Records from a collection of figures
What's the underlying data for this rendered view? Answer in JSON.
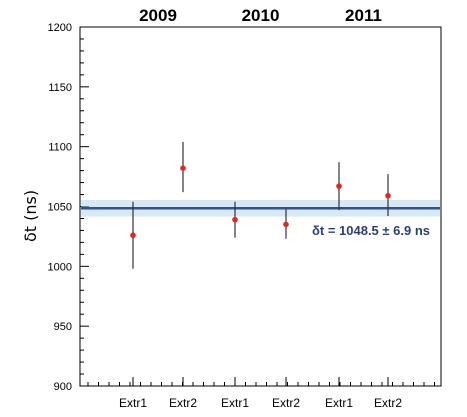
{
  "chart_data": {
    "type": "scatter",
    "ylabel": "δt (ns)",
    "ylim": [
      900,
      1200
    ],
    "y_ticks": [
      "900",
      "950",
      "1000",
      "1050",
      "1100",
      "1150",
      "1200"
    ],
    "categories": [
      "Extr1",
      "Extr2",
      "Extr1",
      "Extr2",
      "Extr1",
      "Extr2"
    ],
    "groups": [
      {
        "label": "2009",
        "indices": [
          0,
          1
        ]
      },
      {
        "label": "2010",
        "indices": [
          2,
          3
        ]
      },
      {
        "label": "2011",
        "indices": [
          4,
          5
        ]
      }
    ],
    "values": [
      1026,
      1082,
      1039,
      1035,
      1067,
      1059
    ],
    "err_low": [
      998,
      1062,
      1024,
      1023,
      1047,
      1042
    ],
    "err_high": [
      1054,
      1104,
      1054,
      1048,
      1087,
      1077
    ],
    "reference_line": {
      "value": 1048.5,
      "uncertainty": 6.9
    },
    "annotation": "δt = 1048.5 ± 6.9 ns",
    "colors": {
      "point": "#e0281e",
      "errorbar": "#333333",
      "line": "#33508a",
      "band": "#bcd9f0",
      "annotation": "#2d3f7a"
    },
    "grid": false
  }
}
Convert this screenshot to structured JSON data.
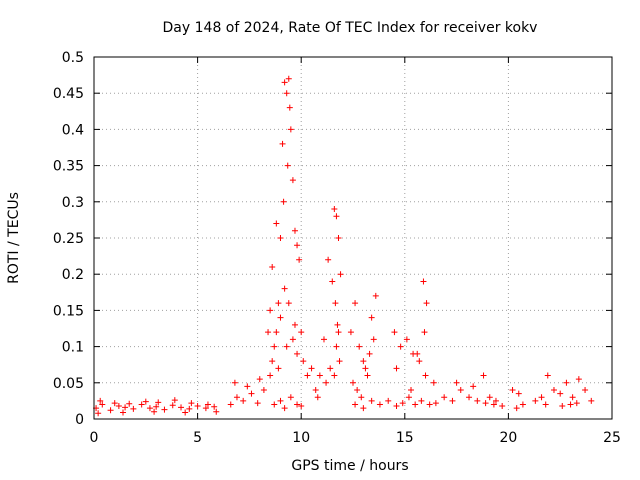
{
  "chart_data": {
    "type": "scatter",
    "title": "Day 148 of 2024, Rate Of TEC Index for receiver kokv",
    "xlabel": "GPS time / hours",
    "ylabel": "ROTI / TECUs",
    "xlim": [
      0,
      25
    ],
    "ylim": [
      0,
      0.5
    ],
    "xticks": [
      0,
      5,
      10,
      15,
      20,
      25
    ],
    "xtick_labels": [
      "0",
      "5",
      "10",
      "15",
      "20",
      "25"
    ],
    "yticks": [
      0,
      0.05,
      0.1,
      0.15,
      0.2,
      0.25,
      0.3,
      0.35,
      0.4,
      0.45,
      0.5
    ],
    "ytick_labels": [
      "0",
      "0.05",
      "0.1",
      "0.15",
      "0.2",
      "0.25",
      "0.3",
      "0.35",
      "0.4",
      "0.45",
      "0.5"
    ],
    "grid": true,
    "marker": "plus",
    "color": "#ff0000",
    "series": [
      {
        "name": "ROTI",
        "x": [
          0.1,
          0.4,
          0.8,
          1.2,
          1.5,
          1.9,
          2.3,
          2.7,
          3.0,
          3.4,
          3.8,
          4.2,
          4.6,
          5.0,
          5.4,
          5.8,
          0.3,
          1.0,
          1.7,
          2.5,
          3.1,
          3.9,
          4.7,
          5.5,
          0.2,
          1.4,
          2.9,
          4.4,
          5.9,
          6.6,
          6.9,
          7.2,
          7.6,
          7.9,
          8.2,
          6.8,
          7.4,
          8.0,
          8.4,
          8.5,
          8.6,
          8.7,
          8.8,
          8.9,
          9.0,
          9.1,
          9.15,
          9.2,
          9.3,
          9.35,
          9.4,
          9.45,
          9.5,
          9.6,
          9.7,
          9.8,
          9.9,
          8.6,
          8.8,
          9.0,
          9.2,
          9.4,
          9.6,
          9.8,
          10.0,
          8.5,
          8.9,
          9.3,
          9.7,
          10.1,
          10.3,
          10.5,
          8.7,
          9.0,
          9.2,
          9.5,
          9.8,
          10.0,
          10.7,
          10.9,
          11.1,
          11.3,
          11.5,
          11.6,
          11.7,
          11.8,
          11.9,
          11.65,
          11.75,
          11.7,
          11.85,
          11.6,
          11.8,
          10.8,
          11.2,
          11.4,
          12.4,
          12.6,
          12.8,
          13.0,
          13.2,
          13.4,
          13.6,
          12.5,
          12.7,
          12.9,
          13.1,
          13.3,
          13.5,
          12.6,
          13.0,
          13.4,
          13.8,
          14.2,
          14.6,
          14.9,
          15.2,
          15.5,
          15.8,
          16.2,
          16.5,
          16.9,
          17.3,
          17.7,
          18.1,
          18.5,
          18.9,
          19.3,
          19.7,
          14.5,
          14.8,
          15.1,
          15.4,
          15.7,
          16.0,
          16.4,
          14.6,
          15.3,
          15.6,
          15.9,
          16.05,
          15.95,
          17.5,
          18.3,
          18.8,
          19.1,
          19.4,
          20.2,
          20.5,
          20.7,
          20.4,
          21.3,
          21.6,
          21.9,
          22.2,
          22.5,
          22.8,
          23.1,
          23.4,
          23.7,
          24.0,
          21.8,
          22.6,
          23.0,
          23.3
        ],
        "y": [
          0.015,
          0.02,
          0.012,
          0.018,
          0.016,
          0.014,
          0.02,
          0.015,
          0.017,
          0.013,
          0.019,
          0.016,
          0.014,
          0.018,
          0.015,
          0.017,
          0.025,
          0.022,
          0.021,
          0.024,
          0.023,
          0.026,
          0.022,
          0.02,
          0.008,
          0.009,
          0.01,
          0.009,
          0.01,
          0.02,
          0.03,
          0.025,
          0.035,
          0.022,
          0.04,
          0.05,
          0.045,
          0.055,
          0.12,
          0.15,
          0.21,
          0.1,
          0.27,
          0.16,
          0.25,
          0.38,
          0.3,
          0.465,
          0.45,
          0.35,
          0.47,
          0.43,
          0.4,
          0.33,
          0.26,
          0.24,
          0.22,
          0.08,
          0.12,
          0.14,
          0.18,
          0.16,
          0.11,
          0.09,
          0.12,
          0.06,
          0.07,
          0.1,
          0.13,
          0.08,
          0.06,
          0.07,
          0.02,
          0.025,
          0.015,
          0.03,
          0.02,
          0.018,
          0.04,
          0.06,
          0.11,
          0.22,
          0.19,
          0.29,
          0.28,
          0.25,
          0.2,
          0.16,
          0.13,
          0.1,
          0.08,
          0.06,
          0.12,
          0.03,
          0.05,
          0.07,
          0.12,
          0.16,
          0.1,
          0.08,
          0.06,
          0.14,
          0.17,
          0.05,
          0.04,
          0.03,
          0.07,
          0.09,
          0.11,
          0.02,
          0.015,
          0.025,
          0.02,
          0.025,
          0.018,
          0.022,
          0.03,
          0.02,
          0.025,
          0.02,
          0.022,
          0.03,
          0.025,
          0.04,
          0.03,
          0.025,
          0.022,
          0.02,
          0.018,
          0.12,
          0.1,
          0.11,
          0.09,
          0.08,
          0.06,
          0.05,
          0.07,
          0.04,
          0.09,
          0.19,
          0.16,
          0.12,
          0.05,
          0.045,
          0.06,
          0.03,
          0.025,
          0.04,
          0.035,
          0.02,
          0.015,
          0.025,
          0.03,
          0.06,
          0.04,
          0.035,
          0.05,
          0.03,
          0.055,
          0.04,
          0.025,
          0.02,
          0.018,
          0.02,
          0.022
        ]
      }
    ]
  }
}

§ **WRITTEN REQUEST**: Read the data above and count the lines that include "annotation". Answer only with the count.

§ **EXPECTED ANSWER**: 2